*What to produce:* Restate the records in their entirety, word for word.

━━━ Provided material

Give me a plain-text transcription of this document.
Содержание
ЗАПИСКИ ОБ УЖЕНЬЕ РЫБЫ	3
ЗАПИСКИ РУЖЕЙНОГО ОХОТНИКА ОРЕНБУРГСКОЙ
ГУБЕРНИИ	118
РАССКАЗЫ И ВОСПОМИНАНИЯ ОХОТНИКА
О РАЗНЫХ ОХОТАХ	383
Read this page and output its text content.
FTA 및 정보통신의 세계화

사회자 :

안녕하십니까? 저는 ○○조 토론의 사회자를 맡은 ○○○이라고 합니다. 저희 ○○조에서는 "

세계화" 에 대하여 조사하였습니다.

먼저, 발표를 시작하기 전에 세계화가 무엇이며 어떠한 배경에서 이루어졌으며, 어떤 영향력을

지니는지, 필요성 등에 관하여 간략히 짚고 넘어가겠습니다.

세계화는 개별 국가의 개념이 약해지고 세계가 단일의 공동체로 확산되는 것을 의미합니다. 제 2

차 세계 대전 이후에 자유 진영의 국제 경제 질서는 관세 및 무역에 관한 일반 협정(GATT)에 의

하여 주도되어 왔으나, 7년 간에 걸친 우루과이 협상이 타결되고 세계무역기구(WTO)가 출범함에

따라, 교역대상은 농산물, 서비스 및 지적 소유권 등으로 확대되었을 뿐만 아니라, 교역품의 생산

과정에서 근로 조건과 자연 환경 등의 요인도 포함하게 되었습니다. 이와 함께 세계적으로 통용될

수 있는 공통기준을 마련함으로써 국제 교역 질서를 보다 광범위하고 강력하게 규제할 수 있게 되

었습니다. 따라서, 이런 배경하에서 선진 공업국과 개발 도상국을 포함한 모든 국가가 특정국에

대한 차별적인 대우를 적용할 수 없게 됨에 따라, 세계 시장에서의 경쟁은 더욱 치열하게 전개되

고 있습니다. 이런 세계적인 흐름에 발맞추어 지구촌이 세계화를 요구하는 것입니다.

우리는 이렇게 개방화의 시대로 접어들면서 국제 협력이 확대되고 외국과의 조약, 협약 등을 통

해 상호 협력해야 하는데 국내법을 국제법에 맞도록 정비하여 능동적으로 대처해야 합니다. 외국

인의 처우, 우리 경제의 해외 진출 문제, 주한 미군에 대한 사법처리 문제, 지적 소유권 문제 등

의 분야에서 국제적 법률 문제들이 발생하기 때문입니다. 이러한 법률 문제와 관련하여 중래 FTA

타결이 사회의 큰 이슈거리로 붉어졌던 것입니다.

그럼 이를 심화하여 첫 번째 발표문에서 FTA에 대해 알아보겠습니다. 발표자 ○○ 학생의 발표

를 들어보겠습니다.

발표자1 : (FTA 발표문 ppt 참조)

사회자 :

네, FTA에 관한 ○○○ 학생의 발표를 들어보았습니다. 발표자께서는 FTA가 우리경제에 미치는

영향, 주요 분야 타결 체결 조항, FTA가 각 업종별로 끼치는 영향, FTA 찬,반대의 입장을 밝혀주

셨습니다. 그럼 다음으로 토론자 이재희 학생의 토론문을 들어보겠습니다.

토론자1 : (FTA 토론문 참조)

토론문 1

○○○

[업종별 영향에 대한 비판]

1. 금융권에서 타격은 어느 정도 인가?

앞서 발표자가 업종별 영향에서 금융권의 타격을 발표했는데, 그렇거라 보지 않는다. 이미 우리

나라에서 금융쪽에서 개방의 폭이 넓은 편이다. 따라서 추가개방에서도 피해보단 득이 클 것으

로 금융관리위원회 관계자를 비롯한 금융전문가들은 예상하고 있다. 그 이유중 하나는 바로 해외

━━━━━━

*Answer to the problem:*
Give me a plain-text transcription of this document.
Содержание
ЗАПИСКИ ОБ УЖЕНЬЕ РЫБЫ	3
ЗАПИСКИ РУЖЕЙНОГО ОХОТНИКА ОРЕНБУРГСКОЙ
ГУБЕРНИИ	118
РАССКАЗЫ И ВОСПОМИНАНИЯ ОХОТНИКА
О РАЗНЫХ ОХОТАХ	383
Read this page and output its text content.
FTA 및 정보통신의 세계화

사회자 :

안녕하십니까? 저는 ○○조 토론의 사회자를 맡은 ○○○이라고 합니다. 저희 ○○조에서는 "

세계화" 에 대하여 조사하였습니다.

먼저, 발표를 시작하기 전에 세계화가 무엇이며 어떠한 배경에서 이루어졌으며, 어떤 영향력을

지니는지, 필요성 등에 관하여 간략히 짚고 넘어가겠습니다.

세계화는 개별 국가의 개념이 약해지고 세계가 단일의 공동체로 확산되는 것을 의미합니다. 제 2

차 세계 대전 이후에 자유 진영의 국제 경제 질서는 관세 및 무역에 관한 일반 협정(GATT)에 의

하여 주도되어 왔으나, 7년 간에 걸친 우루과이 협상이 타결되고 세계무역기구(WTO)가 출범함에

따라, 교역대상은 농산물, 서비스 및 지적 소유권 등으로 확대되었을 뿐만 아니라, 교역품의 생산

과정에서 근로 조건과 자연 환경 등의 요인도 포함하게 되었습니다. 이와 함께 세계적으로 통용될

수 있는 공통기준을 마련함으로써 국제 교역 질서를 보다 광범위하고 강력하게 규제할 수 있게 되

었습니다. 따라서, 이런 배경하에서 선진 공업국과 개발 도상국을 포함한 모든 국가가 특정국에

대한 차별적인 대우를 적용할 수 없게 됨에 따라, 세계 시장에서의 경쟁은 더욱 치열하게 전개되

고 있습니다. 이런 세계적인 흐름에 발맞추어 지구촌이 세계화를 요구하는 것입니다.

우리는 이렇게 개방화의 시대로 접어들면서 국제 협력이 확대되고 외국과의 조약, 협약 등을 통

해 상호 협력해야 하는데 국내법을 국제법에 맞도록 정비하여 능동적으로 대처해야 합니다. 외국

인의 처우, 우리 경제의 해외 진출 문제, 주한 미군에 대한 사법처리 문제, 지적 소유권 문제 등

의 분야에서 국제적 법률 문제들이 발생하기 때문입니다. 이러한 법률 문제와 관련하여 중래 FTA

타결이 사회의 큰 이슈거리로 붉어졌던 것입니다.

그럼 이를 심화하여 첫 번째 발표문에서 FTA에 대해 알아보겠습니다. 발표자 ○○ 학생의 발표

를 들어보겠습니다.

발표자1 : (FTA 발표문 ppt 참조)

사회자 :

네, FTA에 관한 ○○○ 학생의 발표를 들어보았습니다. 발표자께서는 FTA가 우리경제에 미치는

영향, 주요 분야 타결 체결 조항, FTA가 각 업종별로 끼치는 영향, FTA 찬,반대의 입장을 밝혀주

셨습니다. 그럼 다음으로 토론자 이재희 학생의 토론문을 들어보겠습니다.

토론자1 : (FTA 토론문 참조)

토론문 1

○○○

[업종별 영향에 대한 비판]

1. 금융권에서 타격은 어느 정도 인가?

앞서 발표자가 업종별 영향에서 금융권의 타격을 발표했는데, 그렇거라 보지 않는다. 이미 우리

나라에서 금융쪽에서 개방의 폭이 넓은 편이다. 따라서 추가개방에서도 피해보단 득이 클 것으

로 금융관리위원회 관계자를 비롯한 금융전문가들은 예상하고 있다. 그 이유중 하나는 바로 해외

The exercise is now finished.